- _Records_:

╔══

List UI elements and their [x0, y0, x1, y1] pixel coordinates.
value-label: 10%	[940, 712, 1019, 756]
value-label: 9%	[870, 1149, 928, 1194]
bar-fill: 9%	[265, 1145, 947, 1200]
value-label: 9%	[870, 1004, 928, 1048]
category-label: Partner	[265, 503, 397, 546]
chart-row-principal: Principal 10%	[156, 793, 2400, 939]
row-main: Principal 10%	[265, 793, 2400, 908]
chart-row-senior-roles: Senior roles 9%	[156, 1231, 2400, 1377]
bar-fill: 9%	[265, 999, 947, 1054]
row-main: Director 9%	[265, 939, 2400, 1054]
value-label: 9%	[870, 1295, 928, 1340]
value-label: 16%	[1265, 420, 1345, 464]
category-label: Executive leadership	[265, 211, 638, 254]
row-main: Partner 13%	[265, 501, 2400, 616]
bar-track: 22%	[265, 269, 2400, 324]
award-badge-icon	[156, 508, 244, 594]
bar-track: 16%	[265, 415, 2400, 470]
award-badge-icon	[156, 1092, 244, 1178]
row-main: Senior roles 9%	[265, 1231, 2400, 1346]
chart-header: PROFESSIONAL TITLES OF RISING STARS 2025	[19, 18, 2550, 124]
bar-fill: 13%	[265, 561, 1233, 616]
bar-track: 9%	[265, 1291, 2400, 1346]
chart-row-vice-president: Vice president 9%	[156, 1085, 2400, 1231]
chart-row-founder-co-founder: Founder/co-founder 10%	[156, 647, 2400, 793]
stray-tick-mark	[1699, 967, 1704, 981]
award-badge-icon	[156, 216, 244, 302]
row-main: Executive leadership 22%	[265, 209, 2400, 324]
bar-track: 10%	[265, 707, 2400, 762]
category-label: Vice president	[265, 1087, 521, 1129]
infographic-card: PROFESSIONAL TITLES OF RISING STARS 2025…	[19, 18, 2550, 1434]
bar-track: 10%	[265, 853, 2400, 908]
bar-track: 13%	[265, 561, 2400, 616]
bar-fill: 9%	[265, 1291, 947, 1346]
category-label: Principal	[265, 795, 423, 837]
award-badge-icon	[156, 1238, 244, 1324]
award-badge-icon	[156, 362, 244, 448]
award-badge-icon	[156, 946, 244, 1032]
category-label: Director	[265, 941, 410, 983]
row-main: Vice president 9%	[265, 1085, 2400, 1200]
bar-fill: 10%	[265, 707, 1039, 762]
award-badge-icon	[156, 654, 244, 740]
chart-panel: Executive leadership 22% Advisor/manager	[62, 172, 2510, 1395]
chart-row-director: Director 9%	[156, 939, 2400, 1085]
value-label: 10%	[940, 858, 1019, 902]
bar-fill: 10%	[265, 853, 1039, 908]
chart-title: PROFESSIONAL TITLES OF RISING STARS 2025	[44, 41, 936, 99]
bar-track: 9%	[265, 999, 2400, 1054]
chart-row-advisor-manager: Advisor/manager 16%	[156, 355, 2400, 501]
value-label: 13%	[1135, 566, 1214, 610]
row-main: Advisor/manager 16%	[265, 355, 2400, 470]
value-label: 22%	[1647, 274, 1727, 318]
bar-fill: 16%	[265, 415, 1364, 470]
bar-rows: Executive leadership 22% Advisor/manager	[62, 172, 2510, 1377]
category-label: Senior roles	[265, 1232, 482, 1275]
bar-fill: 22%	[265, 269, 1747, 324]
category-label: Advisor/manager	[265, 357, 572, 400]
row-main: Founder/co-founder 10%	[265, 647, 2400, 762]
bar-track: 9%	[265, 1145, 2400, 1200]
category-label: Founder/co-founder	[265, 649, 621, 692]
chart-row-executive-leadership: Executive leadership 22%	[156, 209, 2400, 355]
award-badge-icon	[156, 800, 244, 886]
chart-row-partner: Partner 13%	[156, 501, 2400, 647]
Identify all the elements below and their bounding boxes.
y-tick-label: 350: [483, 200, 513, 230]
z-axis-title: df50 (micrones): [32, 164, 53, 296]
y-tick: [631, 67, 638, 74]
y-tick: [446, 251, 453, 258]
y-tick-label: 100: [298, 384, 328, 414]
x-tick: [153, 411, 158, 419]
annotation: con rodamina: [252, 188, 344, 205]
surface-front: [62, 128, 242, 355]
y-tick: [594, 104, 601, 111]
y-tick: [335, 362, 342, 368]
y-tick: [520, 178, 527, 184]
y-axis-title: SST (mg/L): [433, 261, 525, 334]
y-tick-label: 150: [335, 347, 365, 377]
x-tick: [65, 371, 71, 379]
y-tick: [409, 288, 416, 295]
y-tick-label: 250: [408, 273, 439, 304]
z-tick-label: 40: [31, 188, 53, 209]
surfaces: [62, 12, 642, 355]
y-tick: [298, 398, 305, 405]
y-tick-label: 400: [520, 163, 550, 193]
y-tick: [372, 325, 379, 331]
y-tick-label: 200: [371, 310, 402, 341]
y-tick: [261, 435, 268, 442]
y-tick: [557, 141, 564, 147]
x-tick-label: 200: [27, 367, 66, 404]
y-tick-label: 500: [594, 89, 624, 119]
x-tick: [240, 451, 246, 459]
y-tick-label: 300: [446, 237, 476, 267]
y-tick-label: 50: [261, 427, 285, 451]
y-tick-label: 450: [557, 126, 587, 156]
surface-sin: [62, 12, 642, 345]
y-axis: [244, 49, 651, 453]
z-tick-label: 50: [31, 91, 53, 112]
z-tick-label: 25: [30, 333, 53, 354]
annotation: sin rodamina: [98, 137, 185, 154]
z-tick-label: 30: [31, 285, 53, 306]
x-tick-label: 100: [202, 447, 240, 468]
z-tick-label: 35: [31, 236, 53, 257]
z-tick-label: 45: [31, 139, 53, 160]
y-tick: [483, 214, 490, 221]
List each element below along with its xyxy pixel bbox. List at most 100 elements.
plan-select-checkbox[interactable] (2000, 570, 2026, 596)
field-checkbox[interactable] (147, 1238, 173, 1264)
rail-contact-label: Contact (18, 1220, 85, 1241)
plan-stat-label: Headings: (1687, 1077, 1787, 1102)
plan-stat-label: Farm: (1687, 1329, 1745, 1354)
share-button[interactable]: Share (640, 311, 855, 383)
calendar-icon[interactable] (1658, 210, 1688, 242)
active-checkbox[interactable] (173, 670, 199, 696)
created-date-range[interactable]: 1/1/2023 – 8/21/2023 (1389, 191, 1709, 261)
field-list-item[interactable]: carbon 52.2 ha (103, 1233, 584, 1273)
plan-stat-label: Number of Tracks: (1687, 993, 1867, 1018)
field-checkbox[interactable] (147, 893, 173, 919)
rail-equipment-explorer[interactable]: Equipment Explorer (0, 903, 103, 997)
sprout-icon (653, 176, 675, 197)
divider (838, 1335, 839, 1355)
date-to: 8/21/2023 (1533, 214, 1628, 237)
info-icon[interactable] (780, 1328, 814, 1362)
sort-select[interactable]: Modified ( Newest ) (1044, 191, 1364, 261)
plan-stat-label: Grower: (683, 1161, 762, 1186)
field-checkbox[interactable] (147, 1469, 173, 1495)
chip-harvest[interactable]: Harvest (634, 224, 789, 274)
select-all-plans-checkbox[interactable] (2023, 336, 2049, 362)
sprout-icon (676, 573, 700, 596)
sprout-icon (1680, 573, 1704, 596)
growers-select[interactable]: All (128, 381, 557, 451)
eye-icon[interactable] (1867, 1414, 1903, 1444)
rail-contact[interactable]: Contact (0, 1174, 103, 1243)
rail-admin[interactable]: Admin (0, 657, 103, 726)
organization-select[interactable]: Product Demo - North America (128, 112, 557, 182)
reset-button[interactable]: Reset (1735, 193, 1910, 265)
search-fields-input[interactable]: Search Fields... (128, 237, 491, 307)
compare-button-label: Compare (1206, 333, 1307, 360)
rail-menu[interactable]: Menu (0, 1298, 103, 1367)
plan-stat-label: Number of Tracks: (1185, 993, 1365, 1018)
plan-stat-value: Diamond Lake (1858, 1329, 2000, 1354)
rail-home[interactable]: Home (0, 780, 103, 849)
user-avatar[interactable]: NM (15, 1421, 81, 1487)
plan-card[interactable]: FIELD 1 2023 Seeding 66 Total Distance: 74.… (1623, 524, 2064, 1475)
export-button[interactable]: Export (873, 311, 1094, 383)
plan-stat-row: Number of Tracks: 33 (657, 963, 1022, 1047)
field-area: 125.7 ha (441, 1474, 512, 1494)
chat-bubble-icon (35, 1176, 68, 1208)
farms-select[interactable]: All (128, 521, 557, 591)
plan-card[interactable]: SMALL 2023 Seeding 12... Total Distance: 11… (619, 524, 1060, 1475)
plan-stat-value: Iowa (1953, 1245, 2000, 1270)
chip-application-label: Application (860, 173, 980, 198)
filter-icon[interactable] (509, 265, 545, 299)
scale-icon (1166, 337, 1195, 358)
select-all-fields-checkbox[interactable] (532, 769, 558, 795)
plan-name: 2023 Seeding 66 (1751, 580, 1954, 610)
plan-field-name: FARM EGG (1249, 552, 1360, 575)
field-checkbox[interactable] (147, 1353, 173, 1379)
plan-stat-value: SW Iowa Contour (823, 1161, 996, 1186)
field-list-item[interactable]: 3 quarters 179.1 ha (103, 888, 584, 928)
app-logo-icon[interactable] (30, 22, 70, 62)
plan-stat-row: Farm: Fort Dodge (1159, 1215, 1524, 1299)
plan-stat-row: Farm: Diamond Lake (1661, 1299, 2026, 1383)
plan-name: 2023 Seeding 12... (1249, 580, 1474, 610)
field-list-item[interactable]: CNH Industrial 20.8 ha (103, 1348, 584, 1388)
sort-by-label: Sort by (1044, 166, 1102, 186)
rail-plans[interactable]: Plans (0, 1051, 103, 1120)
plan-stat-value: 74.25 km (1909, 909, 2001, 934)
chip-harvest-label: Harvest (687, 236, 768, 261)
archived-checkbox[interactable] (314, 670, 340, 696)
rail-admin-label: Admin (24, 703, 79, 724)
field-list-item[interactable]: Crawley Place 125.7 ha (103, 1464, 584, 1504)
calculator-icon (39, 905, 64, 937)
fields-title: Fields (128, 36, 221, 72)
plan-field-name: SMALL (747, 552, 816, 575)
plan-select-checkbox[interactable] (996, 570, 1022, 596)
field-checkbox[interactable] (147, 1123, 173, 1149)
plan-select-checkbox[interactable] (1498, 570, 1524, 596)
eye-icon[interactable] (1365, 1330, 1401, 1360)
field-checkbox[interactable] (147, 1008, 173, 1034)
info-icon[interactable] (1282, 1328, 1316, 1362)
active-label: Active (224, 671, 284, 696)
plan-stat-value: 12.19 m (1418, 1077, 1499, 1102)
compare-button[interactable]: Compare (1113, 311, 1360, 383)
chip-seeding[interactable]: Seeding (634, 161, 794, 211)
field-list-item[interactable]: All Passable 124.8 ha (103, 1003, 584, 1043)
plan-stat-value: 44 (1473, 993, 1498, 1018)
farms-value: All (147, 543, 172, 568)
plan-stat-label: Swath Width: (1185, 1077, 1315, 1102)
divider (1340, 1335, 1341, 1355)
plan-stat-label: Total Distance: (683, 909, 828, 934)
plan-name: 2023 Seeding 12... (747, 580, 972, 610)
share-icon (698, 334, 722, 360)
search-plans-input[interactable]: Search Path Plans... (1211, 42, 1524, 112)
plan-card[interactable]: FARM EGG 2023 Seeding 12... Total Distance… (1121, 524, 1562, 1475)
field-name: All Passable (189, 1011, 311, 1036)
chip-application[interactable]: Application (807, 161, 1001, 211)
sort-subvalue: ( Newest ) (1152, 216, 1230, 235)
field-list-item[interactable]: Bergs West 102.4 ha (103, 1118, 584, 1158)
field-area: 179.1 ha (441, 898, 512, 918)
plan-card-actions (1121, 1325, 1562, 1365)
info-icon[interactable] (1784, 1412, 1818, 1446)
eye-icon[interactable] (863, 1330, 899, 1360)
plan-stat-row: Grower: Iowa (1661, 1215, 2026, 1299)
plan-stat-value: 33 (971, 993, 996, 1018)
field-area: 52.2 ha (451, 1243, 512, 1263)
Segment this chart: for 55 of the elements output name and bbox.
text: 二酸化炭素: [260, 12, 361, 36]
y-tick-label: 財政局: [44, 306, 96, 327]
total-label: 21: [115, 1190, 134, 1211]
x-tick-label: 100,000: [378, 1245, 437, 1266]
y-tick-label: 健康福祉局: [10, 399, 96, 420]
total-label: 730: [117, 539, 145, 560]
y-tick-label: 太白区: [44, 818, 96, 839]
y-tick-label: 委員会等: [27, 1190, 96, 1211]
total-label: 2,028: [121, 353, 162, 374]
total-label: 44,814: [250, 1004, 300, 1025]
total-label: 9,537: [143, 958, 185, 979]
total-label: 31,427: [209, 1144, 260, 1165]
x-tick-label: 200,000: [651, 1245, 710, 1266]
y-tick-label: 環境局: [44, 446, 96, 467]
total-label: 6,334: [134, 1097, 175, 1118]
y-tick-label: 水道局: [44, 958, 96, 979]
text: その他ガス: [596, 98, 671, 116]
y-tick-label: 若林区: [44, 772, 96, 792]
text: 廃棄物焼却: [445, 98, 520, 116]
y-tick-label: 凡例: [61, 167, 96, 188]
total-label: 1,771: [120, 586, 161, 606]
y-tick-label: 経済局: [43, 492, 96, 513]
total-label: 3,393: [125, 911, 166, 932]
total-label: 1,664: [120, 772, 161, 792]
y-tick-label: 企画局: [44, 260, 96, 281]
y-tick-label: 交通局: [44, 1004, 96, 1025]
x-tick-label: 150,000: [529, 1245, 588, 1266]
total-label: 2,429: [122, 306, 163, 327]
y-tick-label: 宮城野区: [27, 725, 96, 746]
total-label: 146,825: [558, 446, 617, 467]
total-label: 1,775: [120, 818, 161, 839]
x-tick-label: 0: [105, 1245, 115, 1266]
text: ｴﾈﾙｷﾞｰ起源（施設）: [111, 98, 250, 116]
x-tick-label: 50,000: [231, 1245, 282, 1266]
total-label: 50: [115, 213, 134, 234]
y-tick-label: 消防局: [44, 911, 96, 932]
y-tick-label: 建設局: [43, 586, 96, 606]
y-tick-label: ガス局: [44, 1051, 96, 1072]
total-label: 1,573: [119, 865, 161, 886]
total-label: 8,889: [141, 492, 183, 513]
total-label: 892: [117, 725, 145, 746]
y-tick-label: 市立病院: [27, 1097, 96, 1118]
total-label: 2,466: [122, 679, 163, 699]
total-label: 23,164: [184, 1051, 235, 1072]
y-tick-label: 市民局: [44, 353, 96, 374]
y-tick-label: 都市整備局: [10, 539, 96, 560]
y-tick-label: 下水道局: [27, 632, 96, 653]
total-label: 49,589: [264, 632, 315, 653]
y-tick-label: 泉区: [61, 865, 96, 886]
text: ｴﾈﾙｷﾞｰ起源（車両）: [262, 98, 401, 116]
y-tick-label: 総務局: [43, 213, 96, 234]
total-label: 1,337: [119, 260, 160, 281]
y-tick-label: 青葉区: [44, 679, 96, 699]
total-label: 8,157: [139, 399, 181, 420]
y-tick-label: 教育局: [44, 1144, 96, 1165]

╚══

- _Exercise task_: Copy the items from the very first line through the line that contains "999, 947, 1054]", putting "bar-segment" in place of each "bar-fill" and leaving everything else as it is.

- _Answer below_:
List UI elements and their [x0, y0, x1, y1] pixel coordinates.
value-label: 10%	[940, 712, 1019, 756]
value-label: 9%	[870, 1149, 928, 1194]
bar-segment: 9%	[265, 1145, 947, 1200]
value-label: 9%	[870, 1004, 928, 1048]
category-label: Partner	[265, 503, 397, 546]
chart-row-principal: Principal 10%	[156, 793, 2400, 939]
row-main: Principal 10%	[265, 793, 2400, 908]
chart-row-senior-roles: Senior roles 9%	[156, 1231, 2400, 1377]
bar-segment: 9%	[265, 999, 947, 1054]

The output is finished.